» **SET OF TASKS**:
1. Answer these questions using the forum thread about whether a pharmaceutical company is legit:
(a) Why did stangmatt06 blank out the company's name?
(b) Which of the company's products does rocco-x say he is on now?
(c) Which products did onmywayup1 and his buddies try?
2. Continue the forum thread about whether a pharmaceutical company is legit from where it stops.

» **EXCERPT TO READ**:
%%

# STEROID BRANDS, PROFILES, PCTURES, & REVIEWS > PICTURES OF STEROIDS > Pictures of Steroids by Manufacturers >  legit pharmaceutical company?

## stangmatt06

The supplier I know just added a BUNCH of different pharma companies and I am wondering if this one is legit? I wasn't sure if I could put the name of the pharmaceutical company that makes it but I blanked it out just in case.



If I am allowed to put the pharma name on here, let me know so I can get more info. Thanks everyone.

----------


## rocco-x

i know this is an old thread but i'm on their deca now and can say it's definitely gtg.dosed as labeled.friend is on the cyp and made crazy gains.

----------


## onmywayup1

between me and some buddies we have tried their dbol , testE, sus270, and oral winny. Nothing bad at all to say about this company. I have heard their hit or miss though.

----------


## Matt

> between me and some buddies we have tried their dbol, testE, sus270, and oral winny. Nothing bad at all to say about this company. I have heard their hit or miss though.


Im sure that 12 months on he will be grateful you told this...

%%

» **DATA UNDER STUDY**:
%%

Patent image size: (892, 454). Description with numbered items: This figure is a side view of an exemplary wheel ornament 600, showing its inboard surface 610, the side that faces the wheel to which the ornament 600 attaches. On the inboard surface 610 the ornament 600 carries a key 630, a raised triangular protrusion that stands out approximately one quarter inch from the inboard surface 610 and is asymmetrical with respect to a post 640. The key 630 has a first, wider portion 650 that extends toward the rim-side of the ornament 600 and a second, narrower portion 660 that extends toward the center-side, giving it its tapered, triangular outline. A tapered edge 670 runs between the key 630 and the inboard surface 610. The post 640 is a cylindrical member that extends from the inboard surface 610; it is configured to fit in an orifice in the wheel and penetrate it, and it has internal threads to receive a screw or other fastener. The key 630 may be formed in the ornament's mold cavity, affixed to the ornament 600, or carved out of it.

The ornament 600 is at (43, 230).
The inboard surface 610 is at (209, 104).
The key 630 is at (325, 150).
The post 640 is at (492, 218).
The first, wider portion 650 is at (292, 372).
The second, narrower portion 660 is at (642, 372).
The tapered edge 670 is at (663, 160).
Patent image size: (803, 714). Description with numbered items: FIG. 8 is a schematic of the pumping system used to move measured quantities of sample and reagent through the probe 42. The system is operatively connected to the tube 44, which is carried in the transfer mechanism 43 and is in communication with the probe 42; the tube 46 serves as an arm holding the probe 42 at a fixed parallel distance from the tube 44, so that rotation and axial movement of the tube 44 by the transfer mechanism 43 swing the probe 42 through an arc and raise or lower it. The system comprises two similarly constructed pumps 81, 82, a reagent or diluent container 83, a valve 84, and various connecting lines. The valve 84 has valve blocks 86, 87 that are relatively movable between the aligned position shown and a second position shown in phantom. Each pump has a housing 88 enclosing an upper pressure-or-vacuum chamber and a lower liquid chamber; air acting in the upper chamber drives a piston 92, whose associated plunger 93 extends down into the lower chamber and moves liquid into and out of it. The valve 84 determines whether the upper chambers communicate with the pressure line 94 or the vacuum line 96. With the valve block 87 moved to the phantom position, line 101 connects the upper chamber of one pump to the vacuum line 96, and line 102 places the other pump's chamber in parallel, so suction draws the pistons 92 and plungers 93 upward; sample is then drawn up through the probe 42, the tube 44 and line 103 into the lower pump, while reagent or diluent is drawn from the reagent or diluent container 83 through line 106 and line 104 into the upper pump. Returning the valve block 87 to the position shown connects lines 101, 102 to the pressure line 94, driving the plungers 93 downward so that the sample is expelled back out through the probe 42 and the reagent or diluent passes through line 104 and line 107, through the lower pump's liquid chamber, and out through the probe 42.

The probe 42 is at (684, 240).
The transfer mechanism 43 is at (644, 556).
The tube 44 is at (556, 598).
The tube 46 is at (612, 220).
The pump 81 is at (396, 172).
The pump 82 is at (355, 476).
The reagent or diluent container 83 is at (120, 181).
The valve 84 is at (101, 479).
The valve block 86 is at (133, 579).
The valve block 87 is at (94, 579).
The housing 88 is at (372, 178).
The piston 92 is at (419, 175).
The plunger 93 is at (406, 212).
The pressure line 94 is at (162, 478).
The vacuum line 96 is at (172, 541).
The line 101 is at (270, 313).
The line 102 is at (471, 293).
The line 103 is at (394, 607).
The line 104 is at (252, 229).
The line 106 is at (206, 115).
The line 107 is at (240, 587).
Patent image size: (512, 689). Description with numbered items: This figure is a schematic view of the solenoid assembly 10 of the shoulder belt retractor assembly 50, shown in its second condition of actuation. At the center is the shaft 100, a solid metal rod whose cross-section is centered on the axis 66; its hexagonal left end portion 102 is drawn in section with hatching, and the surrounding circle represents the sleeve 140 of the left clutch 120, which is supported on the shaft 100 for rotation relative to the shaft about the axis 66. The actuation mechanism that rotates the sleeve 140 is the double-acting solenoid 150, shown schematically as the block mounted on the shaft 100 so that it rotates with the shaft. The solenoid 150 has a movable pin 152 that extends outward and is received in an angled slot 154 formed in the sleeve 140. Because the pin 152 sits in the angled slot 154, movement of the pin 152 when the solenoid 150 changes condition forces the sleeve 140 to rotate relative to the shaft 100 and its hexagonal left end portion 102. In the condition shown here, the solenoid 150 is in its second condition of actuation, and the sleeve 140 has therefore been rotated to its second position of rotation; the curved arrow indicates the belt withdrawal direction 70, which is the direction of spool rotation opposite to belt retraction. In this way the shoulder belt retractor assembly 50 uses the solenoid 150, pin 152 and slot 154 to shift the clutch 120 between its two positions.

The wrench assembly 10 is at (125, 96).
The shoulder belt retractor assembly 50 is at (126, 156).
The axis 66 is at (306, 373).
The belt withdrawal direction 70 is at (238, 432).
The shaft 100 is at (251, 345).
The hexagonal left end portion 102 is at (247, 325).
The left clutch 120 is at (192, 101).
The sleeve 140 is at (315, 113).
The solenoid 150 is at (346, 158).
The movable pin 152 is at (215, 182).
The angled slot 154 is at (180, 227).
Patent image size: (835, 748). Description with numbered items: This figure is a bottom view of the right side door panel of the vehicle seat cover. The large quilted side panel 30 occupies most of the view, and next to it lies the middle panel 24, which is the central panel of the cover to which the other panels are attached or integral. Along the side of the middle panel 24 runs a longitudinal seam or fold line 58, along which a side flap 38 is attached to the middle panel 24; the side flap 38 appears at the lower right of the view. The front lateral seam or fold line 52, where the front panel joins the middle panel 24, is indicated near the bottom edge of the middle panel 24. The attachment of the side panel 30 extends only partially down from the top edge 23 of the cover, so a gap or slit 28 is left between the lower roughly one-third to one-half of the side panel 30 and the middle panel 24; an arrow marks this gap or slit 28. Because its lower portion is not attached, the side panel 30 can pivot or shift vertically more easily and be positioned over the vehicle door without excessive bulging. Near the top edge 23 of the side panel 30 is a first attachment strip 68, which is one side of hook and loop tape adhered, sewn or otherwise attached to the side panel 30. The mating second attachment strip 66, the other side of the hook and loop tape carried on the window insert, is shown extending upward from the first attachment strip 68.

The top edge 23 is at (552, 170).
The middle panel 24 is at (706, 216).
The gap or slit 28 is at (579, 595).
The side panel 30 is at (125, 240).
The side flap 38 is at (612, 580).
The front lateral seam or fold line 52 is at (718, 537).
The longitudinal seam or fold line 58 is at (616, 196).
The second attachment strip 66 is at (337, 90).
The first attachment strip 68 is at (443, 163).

%%

» **OUTPUTS IN ORDER**:
1.
(a) He wasn't sure whether he was allowed to post the name of the pharmaceutical company.
(b) Their deca.
(c) Their dbol, testE, sus270, and oral winny.</t1>

2.
----------


## onmywayup1

Ya know 007, i responded to that hoping to get some feedback for members that have used this company recently. its a popular brand floating around my area. This isnt the only time you have shot me down with a smart comment. Is this how you treat all the newbies??

----------


## Matt

> Ya know 007, i responded to that hoping to get some feedback for members that have used this company recently. its a popular brand floating around my area. This isnt the only time you have shot me down with a smart comment. Is this how you treat all the newbies??


If you post bad advive, like running var and winny for a cycle and opening old threads then i may say something to you.. 

Im sorry if this has upset you, i not here to upset people.

We are all here to learn and help eachother out but we must ensure that what we post is correct and safe...

If you are unsure of anything i will be more than happy to help you out as best i can...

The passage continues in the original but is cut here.